Short task
Render every line of the entries below as one numbered list, omitting the blank lines.

□ □ □ □

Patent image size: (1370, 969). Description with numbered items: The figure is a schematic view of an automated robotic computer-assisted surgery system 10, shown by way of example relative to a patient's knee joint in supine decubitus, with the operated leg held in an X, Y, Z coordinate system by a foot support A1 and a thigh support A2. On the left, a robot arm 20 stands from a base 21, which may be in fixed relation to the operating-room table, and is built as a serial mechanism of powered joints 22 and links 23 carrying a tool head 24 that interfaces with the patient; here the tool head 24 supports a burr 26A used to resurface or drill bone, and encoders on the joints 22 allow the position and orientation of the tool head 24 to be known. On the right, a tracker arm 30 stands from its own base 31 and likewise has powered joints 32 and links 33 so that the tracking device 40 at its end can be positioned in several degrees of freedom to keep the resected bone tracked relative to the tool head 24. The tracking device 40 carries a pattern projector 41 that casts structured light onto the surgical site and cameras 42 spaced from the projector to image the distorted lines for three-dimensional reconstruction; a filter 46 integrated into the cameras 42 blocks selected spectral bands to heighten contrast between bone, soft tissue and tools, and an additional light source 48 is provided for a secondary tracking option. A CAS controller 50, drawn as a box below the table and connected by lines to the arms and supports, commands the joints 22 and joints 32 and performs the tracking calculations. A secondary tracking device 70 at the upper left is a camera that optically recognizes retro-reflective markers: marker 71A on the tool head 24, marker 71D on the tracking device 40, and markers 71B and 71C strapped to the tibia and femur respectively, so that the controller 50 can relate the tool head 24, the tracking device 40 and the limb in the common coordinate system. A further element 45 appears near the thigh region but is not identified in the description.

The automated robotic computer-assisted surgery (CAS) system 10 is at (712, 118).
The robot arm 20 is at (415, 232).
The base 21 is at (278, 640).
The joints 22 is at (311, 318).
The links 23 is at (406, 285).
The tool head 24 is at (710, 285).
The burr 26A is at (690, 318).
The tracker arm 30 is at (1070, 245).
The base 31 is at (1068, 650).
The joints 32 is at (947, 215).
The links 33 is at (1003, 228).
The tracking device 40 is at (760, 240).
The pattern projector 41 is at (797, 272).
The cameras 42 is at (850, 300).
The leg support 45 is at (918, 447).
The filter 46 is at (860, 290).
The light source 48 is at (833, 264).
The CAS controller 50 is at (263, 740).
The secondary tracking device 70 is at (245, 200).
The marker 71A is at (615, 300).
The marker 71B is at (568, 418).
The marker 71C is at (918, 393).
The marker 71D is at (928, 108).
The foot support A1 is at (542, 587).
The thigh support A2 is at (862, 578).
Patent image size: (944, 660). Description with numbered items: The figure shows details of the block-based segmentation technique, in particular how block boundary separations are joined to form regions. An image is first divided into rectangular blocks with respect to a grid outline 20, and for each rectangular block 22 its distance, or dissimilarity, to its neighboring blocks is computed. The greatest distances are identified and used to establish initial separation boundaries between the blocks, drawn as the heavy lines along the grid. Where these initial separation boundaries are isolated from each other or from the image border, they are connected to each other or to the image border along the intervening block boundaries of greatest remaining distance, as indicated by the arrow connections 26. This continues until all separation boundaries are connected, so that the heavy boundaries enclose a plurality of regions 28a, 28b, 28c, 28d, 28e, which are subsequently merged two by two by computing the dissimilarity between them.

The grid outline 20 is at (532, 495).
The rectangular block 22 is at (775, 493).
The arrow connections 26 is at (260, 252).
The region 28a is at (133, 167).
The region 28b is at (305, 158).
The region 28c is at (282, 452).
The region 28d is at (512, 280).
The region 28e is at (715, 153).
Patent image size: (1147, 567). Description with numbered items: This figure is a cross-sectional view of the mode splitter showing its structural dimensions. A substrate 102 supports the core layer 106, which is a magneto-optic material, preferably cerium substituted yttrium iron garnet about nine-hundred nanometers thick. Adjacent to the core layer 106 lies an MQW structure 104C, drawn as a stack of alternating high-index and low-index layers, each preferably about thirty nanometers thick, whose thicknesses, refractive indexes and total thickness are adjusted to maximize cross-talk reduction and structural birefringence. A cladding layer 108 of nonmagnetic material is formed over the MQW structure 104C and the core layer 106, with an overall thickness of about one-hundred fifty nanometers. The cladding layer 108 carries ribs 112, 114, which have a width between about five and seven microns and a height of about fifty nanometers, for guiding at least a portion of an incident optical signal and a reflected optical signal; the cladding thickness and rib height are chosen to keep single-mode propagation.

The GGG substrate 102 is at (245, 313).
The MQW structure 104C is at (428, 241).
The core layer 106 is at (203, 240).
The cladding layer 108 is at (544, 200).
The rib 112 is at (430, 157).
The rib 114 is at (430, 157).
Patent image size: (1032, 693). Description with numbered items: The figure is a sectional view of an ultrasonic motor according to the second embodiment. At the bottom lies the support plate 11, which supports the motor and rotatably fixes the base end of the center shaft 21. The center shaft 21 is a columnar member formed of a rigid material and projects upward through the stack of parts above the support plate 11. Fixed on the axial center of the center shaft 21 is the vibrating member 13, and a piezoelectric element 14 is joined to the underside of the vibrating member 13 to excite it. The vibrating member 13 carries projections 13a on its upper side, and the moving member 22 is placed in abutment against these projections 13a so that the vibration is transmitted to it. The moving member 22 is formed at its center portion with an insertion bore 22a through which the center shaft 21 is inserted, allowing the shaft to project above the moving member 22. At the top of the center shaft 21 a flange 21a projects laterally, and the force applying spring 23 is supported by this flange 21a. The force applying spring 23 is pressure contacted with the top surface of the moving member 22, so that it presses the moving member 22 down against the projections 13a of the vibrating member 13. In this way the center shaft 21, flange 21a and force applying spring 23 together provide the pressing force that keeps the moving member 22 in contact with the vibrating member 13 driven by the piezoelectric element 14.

□ □ □ □

Task answer
1. Patent image size: (1370, 969). Description with numbered items: The figure is a schematic view of an automated robotic computer-assisted surgery system 10, shown by way of example relative to a patient's knee joint in supine decubitus, with the operated leg held in an X, Y, Z coordinate system by a foot support A1 and a thigh support A2. On the left, a robot arm 20 stands from a base 21, which may be in fixed relation to the operating-room table, and is built as a serial mechanism of powered joints 22 and links 23 carrying a tool head 24 that interfaces with the patient; here the tool head 24 supports a burr 26A used to resurface or drill bone, and encoders on the joints 22 allow the position and orientation of the tool head 24 to be known. On the right, a tracker arm 30 stands from its own base 31 and likewise has powered joints 32 and links 33 so that the tracking device 40 at its end can be positioned in several degrees of freedom to keep the resected bone tracked relative to the tool head 24. The tracking device 40 carries a pattern projector 41 that casts structured light onto the surgical site and cameras 42 spaced from the projector to image the distorted lines for three-dimensional reconstruction; a filter 46 integrated into the cameras 42 blocks selected spectral bands to heighten contrast between bone, soft tissue and tools, and an additional light source 48 is provided for a secondary tracking option. A CAS controller 50, drawn as a box below the table and connected by lines to the arms and supports, commands the joints 22 and joints 32 and performs the tracking calculations. A secondary tracking device 70 at the upper left is a camera that optically recognizes retro-reflective markers: marker 71A on the tool head 24, marker 71D on the tracking device 40, and markers 71B and 71C strapped to the tibia and femur respectively, so that the controller 50 can relate the tool head 24, the tracking device 40 and the limb in the common coordinate system. A further element 45 appears near the thigh region but is not identified in the description.
2. The automated robotic computer-assisted surgery (CAS) system 10 is at (712, 118).
3. The robot arm 20 is at (415, 232).
4. The base 21 is at (278, 640).
5. The joints 22 is at (311, 318).
6. The links 23 is at (406, 285).
7. The tool head 24 is at (710, 285).
8. The burr 26A is at (690, 318).
9. The tracker arm 30 is at (1070, 245).
10. The base 31 is at (1068, 650).
11. The joints 32 is at (947, 215).
12. The links 33 is at (1003, 228).
13. The tracking device 40 is at (760, 240).
14. The pattern projector 41 is at (797, 272).
15. The cameras 42 is at (850, 300).
16. The leg support 45 is at (918, 447).
17. The filter 46 is at (860, 290).
18. The light source 48 is at (833, 264).
19. The CAS controller 50 is at (263, 740).
20. The secondary tracking device 70 is at (245, 200).
21. The marker 71A is at (615, 300).
22. The marker 71B is at (568, 418).
23. The marker 71C is at (918, 393).
24. The marker 71D is at (928, 108).
25. The foot support A1 is at (542, 587).
26. The thigh support A2 is at (862, 578).
27. Patent image size: (944, 660). Description with numbered items: The figure shows details of the block-based segmentation technique, in particular how block boundary separations are joined to form regions. An image is first divided into rectangular blocks with respect to a grid outline 20, and for each rectangular block 22 its distance, or dissimilarity, to its neighboring blocks is computed. The greatest distances are identified and used to establish initial separation boundaries between the blocks, drawn as the heavy lines along the grid. Where these initial separation boundaries are isolated from each other or from the image border, they are connected to each other or to the image border along the intervening block boundaries of greatest remaining distance, as indicated by the arrow connections 26. This continues until all separation boundaries are connected, so that the heavy boundaries enclose a plurality of regions 28a, 28b, 28c, 28d, 28e, which are subsequently merged two by two by computing the dissimilarity between them.
28. The grid outline 20 is at (532, 495).
29. The rectangular block 22 is at (775, 493).
30. The arrow connections 26 is at (260, 252).
31. The region 28a is at (133, 167).
32. The region 28b is at (305, 158).
33. The region 28c is at (282, 452).
34. The region 28d is at (512, 280).
35. The region 28e is at (715, 153).
36. Patent image size: (1147, 567). Description with numbered items: This figure is a cross-sectional view of the mode splitter showing its structural dimensions. A substrate 102 supports the core layer 106, which is a magneto-optic material, preferably cerium substituted yttrium iron garnet about nine-hundred nanometers thick. Adjacent to the core layer 106 lies an MQW structure 104C, drawn as a stack of alternating high-index and low-index layers, each preferably about thirty nanometers thick, whose thicknesses, refractive indexes and total thickness are adjusted to maximize cross-talk reduction and structural birefringence. A cladding layer 108 of nonmagnetic material is formed over the MQW structure 104C and the core layer 106, with an overall thickness of about one-hundred fifty nanometers. The cladding layer 108 carries ribs 112, 114, which have a width between about five and seven microns and a height of about fifty nanometers, for guiding at least a portion of an incident optical signal and a reflected optical signal; the cladding thickness and rib height are chosen to keep single-mode propagation.
37. The GGG substrate 102 is at (245, 313).
38. The MQW structure 104C is at (428, 241).
39. The core layer 106 is at (203, 240).
40. The cladding layer 108 is at (544, 200).
41. The rib 112 is at (430, 157).
42. The rib 114 is at (430, 157).
43. Patent image size: (1032, 693). Description with numbered items: The figure is a sectional view of an ultrasonic motor according to the second embodiment. At the bottom lies the support plate 11, which supports the motor and rotatably fixes the base end of the center shaft 21. The center shaft 21 is a columnar member formed of a rigid material and projects upward through the stack of parts above the support plate 11. Fixed on the axial center of the center shaft 21 is the vibrating member 13, and a piezoelectric element 14 is joined to the underside of the vibrating member 13 to excite it. The vibrating member 13 carries projections 13a on its upper side, and the moving member 22 is placed in abutment against these projections 13a so that the vibration is transmitted to it. The moving member 22 is formed at its center portion with an insertion bore 22a through which the center shaft 21 is inserted, allowing the shaft to project above the moving member 22. At the top of the center shaft 21 a flange 21a projects laterally, and the force applying spring 23 is supported by this flange 21a. The force applying spring 23 is pressure contacted with the top surface of the moving member 22, so that it presses the moving member 22 down against the projections 13a of the vibrating member 13. In this way the center shaft 21, flange 21a and force applying spring 23 together provide the pressing force that keeps the moving member 22 in contact with the vibrating member 13 driven by the piezoelectric element 14.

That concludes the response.